Collected data:
--
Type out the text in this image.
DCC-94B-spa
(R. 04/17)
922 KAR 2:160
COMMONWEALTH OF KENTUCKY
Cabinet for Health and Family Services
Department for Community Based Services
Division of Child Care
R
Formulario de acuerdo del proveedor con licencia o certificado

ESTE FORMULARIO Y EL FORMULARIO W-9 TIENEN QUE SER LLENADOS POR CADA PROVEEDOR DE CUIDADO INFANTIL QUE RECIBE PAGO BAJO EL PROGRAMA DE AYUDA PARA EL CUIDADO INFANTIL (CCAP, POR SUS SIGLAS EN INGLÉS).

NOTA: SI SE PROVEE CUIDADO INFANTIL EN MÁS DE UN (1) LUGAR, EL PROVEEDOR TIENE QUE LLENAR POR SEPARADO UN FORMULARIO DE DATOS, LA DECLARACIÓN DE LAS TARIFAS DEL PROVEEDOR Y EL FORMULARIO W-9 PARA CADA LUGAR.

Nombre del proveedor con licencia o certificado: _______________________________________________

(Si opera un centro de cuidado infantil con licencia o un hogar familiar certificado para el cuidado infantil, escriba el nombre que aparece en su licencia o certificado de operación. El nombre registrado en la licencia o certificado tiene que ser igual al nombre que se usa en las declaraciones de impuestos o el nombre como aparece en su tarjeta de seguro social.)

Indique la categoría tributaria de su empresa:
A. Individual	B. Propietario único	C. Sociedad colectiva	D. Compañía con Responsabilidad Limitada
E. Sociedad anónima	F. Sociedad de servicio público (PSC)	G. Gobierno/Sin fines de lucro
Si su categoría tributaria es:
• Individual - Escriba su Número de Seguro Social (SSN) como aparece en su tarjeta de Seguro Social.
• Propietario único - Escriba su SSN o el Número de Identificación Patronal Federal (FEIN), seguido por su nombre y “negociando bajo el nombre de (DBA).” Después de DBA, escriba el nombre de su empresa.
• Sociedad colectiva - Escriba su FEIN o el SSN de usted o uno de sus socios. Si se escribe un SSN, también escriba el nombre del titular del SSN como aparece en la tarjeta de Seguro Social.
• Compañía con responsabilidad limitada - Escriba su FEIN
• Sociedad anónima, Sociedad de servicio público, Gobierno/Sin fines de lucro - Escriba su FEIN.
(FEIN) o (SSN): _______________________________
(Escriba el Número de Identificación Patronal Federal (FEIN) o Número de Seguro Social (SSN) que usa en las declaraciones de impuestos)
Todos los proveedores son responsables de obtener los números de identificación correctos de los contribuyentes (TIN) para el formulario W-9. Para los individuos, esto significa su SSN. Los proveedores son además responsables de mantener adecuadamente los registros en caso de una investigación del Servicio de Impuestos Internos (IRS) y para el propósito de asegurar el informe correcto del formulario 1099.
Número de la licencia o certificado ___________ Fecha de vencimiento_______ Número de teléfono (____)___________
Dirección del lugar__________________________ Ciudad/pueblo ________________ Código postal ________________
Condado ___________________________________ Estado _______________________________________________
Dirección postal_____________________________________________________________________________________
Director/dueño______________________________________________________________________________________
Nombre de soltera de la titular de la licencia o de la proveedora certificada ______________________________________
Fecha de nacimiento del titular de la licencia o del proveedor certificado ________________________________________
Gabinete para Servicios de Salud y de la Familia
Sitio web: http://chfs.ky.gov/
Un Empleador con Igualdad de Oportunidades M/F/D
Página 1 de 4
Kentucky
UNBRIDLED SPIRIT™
--
_Instructions for the task_. Extract the whole listing, character for character.

_Correct result_.
Type out the text in this image.
DCC-94B-spa
(R. 04/17)
922 KAR 2:160
COMMONWEALTH OF KENTUCKY
Cabinet for Health and Family Services
Department for Community Based Services
Division of Child Care
R
Formulario de acuerdo del proveedor con licencia o certificado

ESTE FORMULARIO Y EL FORMULARIO W-9 TIENEN QUE SER LLENADOS POR CADA PROVEEDOR DE CUIDADO INFANTIL QUE RECIBE PAGO BAJO EL PROGRAMA DE AYUDA PARA EL CUIDADO INFANTIL (CCAP, POR SUS SIGLAS EN INGLÉS).

NOTA: SI SE PROVEE CUIDADO INFANTIL EN MÁS DE UN (1) LUGAR, EL PROVEEDOR TIENE QUE LLENAR POR SEPARADO UN FORMULARIO DE DATOS, LA DECLARACIÓN DE LAS TARIFAS DEL PROVEEDOR Y EL FORMULARIO W-9 PARA CADA LUGAR.

Nombre del proveedor con licencia o certificado: _______________________________________________

(Si opera un centro de cuidado infantil con licencia o un hogar familiar certificado para el cuidado infantil, escriba el nombre que aparece en su licencia o certificado de operación. El nombre registrado en la licencia o certificado tiene que ser igual al nombre que se usa en las declaraciones de impuestos o el nombre como aparece en su tarjeta de seguro social.)

Indique la categoría tributaria de su empresa:
A. Individual	B. Propietario único	C. Sociedad colectiva	D. Compañía con Responsabilidad Limitada
E. Sociedad anónima	F. Sociedad de servicio público (PSC)	G. Gobierno/Sin fines de lucro
Si su categoría tributaria es:
• Individual - Escriba su Número de Seguro Social (SSN) como aparece en su tarjeta de Seguro Social.
• Propietario único - Escriba su SSN o el Número de Identificación Patronal Federal (FEIN), seguido por su nombre y “negociando bajo el nombre de (DBA).” Después de DBA, escriba el nombre de su empresa.
• Sociedad colectiva - Escriba su FEIN o el SSN de usted o uno de sus socios. Si se escribe un SSN, también escriba el nombre del titular del SSN como aparece en la tarjeta de Seguro Social.
• Compañía con responsabilidad limitada - Escriba su FEIN
• Sociedad anónima, Sociedad de servicio público, Gobierno/Sin fines de lucro - Escriba su FEIN.
(FEIN) o (SSN): _______________________________
(Escriba el Número de Identificación Patronal Federal (FEIN) o Número de Seguro Social (SSN) que usa en las declaraciones de impuestos)
Todos los proveedores son responsables de obtener los números de identificación correctos de los contribuyentes (TIN) para el formulario W-9. Para los individuos, esto significa su SSN. Los proveedores son además responsables de mantener adecuadamente los registros en caso de una investigación del Servicio de Impuestos Internos (IRS) y para el propósito de asegurar el informe correcto del formulario 1099.
Número de la licencia o certificado ___________ Fecha de vencimiento_______ Número de teléfono (____)___________
Dirección del lugar__________________________ Ciudad/pueblo ________________ Código postal ________________
Condado ___________________________________ Estado _______________________________________________
Dirección postal_____________________________________________________________________________________
Director/dueño______________________________________________________________________________________
Nombre de soltera de la titular de la licencia o de la proveedora certificada ______________________________________
Fecha de nacimiento del titular de la licencia o del proveedor certificado ________________________________________
Gabinete para Servicios de Salud y de la Familia
Sitio web: http://chfs.ky.gov/
Un Empleador con Igualdad de Oportunidades M/F/D
Página 1 de 4
Kentucky
UNBRIDLED SPIRIT™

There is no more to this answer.